_EXERCISE AIM_
Copy every line from the records below that holds the word "financial".

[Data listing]
****

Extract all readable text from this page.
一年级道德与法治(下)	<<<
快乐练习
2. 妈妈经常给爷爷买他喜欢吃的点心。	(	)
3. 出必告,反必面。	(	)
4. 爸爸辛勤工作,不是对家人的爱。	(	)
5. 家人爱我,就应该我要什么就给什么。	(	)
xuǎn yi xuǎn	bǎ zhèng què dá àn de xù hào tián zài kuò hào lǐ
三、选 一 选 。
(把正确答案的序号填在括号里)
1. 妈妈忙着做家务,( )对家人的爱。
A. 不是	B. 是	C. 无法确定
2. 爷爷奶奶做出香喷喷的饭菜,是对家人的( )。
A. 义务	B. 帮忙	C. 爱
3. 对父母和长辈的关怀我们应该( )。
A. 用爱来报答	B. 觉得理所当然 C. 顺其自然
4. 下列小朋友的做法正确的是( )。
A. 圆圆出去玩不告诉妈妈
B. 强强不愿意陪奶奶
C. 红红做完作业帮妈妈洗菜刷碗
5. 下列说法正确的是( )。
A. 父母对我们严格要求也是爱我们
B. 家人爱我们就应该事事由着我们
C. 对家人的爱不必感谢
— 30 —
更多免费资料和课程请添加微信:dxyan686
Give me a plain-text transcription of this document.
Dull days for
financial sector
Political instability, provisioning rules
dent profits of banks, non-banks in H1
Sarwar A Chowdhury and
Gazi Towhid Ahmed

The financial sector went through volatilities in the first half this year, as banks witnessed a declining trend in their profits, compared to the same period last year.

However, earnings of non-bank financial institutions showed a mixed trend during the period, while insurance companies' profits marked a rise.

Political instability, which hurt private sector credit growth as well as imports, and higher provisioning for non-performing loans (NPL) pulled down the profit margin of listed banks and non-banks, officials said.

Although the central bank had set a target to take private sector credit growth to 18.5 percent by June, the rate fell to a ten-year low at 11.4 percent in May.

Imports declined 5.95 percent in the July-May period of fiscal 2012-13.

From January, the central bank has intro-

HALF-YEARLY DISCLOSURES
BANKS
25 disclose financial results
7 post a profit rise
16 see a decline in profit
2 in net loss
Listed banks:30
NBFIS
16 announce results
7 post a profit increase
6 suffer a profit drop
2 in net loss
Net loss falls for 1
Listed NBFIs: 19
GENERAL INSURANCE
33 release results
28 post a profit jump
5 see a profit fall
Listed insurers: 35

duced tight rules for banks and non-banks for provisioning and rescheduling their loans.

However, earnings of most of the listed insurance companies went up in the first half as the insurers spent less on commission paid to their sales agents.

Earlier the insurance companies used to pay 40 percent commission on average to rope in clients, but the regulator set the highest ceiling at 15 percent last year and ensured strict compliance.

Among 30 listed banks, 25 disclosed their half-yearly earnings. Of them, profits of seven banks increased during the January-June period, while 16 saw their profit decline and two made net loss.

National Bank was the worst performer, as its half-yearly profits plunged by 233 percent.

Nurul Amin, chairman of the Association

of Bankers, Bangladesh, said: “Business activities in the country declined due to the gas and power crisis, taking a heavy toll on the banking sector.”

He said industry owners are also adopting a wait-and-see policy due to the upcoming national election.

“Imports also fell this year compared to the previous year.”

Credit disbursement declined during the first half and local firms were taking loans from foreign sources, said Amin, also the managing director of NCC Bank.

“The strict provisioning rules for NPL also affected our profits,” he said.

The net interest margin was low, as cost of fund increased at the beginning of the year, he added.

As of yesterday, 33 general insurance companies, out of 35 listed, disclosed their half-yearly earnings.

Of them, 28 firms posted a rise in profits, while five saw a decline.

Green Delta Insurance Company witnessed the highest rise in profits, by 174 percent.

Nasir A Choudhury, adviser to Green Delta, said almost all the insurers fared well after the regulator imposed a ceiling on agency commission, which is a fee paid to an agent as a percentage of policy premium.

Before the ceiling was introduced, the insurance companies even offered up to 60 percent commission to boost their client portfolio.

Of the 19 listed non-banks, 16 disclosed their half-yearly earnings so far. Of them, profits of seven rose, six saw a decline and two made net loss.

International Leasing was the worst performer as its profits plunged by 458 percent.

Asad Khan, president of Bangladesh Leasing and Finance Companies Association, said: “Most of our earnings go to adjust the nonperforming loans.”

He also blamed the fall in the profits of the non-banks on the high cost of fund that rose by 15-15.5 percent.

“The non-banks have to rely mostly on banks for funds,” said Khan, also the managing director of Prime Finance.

****

_TASK RESPONSE_
financial sector
The financial sector went through volatilities in the first half this year, as banks witnessed a declining trend in their profits, compared to the same period last year.
However, earnings of non-bank financial institutions showed a mixed trend during the period, while insurance companies' profits marked a rise.
25 disclose financial results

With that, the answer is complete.